# [Given task]
Print each of the items below line for line, without altering anything.

===== Material provided =====

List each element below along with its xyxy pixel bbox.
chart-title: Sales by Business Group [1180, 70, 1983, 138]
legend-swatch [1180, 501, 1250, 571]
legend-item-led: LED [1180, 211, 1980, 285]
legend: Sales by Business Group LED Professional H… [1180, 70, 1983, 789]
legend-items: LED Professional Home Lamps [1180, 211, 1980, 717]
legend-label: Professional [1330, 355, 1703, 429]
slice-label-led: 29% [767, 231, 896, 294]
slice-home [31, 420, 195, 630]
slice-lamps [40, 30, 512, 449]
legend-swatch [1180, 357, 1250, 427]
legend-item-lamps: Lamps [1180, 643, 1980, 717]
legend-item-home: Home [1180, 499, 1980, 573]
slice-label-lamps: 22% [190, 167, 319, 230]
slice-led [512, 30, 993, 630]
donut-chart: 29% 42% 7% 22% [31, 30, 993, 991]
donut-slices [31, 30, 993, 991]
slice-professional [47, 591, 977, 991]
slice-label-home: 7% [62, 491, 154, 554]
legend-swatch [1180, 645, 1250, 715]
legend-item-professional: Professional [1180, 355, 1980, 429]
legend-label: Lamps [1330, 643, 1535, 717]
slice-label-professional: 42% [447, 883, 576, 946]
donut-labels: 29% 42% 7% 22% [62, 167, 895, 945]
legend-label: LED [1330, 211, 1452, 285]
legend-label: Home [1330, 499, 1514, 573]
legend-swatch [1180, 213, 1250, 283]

=====

# [Solution for this problem]
List each element below along with its xyxy pixel bbox.
chart-title: Sales by Business Group [1180, 70, 1983, 138]
legend-swatch [1180, 501, 1250, 571]
legend-item-led: LED [1180, 211, 1980, 285]
legend: Sales by Business Group LED Professional H… [1180, 70, 1983, 789]
legend-items: LED Professional Home Lamps [1180, 211, 1980, 717]
legend-label: Professional [1330, 355, 1703, 429]
slice-label-led: 29% [767, 231, 896, 294]
slice-home [31, 420, 195, 630]
slice-lamps [40, 30, 512, 449]
legend-swatch [1180, 357, 1250, 427]
legend-item-lamps: Lamps [1180, 643, 1980, 717]
legend-item-home: Home [1180, 499, 1980, 573]
slice-label-lamps: 22% [190, 167, 319, 230]
slice-led [512, 30, 993, 630]
donut-chart: 29% 42% 7% 22% [31, 30, 993, 991]
donut-slices [31, 30, 993, 991]
slice-professional [47, 591, 977, 991]
slice-label-home: 7% [62, 491, 154, 554]
legend-swatch [1180, 645, 1250, 715]
legend-item-professional: Professional [1180, 355, 1980, 429]
legend-label: Lamps [1330, 643, 1535, 717]
slice-label-professional: 42% [447, 883, 576, 946]
donut-labels: 29% 42% 7% 22% [62, 167, 895, 945]
legend-label: LED [1330, 211, 1452, 285]
legend-label: Home [1330, 499, 1514, 573]
legend-swatch [1180, 213, 1250, 283]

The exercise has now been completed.